▶ [What you should do]: Records follow. Pull out every line that contains "angolo".

Stored data
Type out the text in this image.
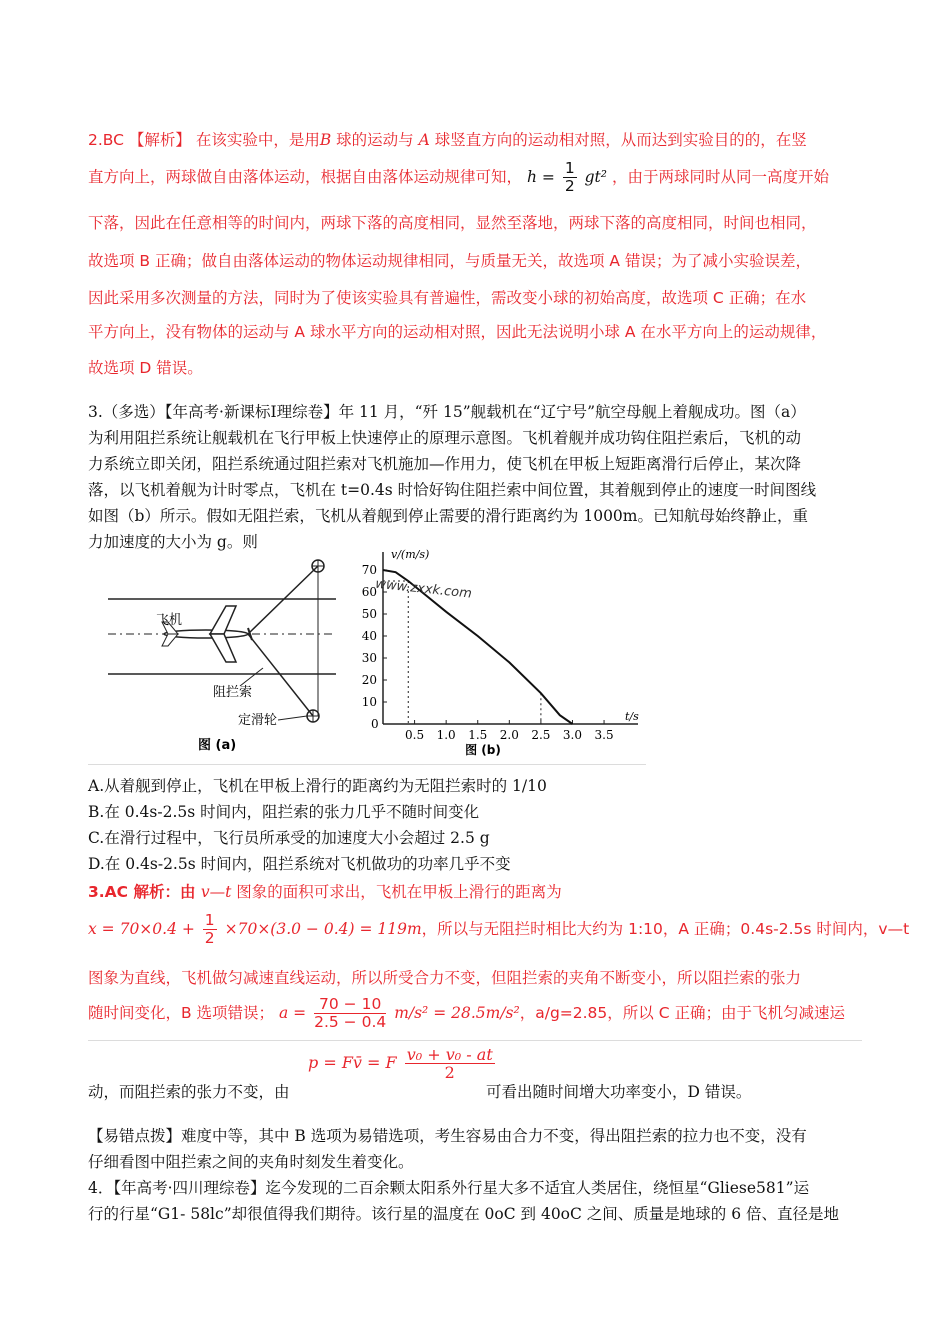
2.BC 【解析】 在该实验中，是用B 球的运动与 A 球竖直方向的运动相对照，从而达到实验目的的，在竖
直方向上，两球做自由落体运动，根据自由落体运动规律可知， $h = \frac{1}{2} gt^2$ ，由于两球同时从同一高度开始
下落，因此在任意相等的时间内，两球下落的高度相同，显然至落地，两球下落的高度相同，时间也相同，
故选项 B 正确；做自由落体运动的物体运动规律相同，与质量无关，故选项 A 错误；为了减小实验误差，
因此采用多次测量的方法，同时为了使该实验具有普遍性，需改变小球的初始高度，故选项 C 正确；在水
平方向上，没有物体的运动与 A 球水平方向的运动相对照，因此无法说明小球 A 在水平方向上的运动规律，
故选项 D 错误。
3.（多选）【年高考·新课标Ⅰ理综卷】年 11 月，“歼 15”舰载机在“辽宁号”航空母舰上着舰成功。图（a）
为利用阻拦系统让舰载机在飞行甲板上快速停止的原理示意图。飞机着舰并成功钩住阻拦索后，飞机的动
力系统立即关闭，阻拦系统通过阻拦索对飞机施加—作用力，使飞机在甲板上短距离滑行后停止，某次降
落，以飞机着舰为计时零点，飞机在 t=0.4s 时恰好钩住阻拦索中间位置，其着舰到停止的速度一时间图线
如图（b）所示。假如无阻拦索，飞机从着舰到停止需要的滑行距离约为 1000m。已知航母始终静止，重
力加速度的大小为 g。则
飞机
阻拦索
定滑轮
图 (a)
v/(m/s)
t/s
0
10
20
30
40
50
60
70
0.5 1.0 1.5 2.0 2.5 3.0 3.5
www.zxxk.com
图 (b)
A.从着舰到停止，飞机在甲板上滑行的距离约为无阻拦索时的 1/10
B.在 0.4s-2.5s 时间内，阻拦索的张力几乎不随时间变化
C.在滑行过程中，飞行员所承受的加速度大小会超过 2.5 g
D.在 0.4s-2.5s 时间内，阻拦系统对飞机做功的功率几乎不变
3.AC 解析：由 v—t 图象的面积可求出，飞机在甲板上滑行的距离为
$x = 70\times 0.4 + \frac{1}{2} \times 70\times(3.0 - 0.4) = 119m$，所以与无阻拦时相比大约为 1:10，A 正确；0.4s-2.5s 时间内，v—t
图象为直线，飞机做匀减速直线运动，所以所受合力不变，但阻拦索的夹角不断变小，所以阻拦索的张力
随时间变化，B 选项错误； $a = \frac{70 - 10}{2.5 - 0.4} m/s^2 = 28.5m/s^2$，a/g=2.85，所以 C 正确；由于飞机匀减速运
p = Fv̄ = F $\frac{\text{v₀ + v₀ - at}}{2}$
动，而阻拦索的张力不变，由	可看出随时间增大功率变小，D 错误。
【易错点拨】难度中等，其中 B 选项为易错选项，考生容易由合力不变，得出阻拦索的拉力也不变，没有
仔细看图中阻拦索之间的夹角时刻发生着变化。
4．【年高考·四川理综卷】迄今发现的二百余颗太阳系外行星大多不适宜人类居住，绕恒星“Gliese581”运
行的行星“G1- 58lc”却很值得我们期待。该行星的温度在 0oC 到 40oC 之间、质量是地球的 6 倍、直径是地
---
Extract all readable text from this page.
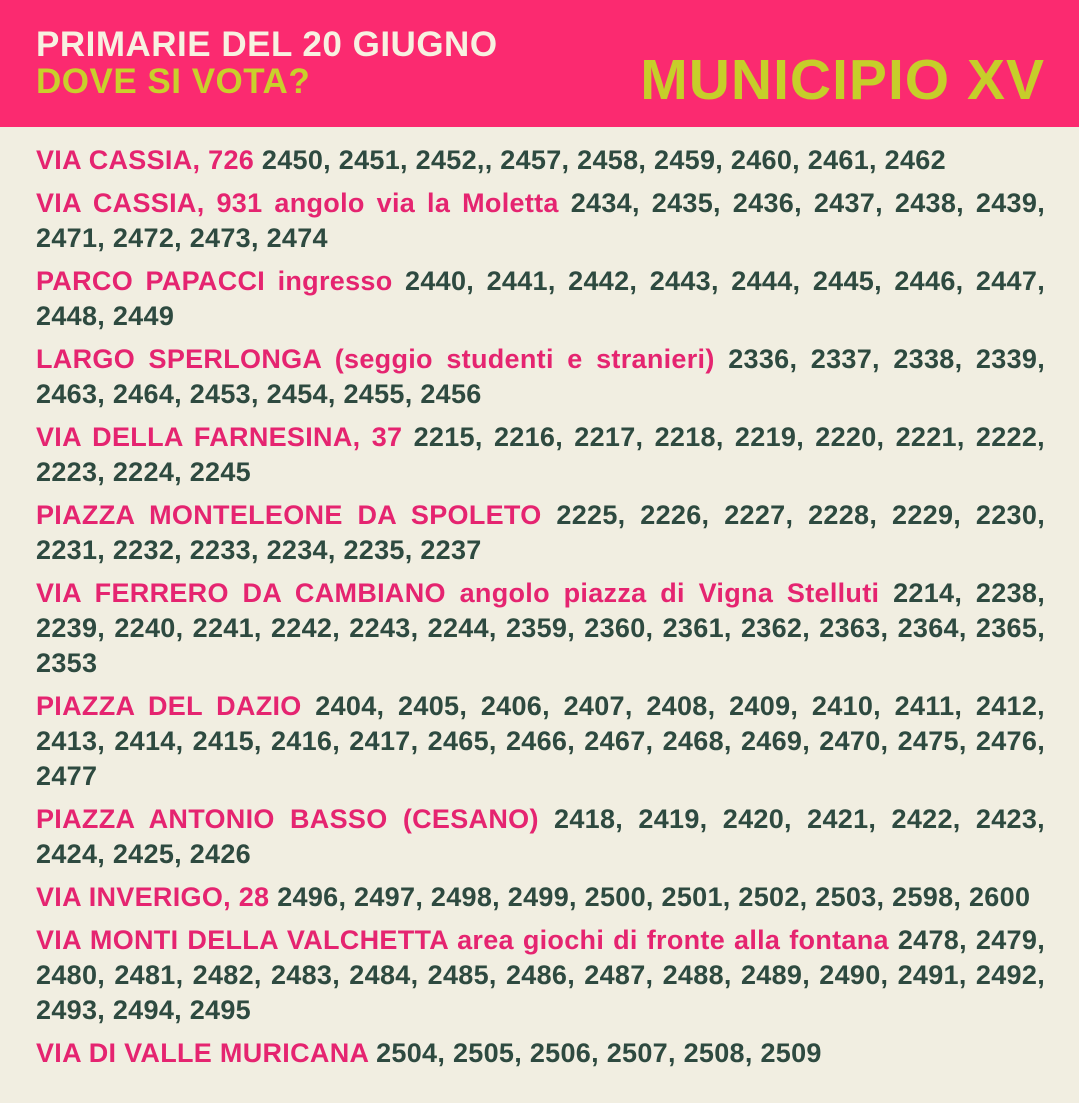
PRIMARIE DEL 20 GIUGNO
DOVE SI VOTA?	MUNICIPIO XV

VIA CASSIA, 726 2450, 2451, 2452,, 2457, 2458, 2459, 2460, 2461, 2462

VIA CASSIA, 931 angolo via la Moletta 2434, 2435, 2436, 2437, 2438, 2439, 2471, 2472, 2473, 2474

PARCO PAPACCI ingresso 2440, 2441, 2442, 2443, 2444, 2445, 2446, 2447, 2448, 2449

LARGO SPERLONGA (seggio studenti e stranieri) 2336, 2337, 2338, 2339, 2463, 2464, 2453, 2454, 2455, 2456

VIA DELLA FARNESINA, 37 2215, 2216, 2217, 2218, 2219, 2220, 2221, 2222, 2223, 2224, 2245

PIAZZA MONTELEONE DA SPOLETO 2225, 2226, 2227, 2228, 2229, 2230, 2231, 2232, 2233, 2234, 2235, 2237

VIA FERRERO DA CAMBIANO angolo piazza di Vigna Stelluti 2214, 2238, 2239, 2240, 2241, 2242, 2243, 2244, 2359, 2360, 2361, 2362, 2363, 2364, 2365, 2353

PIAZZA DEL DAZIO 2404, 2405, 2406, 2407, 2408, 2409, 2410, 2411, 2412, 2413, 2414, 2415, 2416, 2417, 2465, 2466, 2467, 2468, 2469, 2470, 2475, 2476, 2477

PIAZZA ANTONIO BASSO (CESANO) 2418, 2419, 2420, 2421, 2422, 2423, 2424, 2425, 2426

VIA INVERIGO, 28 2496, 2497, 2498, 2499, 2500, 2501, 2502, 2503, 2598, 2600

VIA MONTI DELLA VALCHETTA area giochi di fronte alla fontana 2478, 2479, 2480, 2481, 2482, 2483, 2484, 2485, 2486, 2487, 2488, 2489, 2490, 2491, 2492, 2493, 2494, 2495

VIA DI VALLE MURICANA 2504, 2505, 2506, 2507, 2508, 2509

▶ [Correct answer]:
VIA CASSIA, 931 angolo via la Moletta 2434, 2435, 2436, 2437, 2438, 2439, 2471, 2472, 2473, 2474
VIA FERRERO DA CAMBIANO angolo piazza di Vigna Stelluti 2214, 2238, 2239, 2240, 2241, 2242, 2243, 2244, 2359, 2360, 2361, 2362, 2363, 2364, 2365, 2353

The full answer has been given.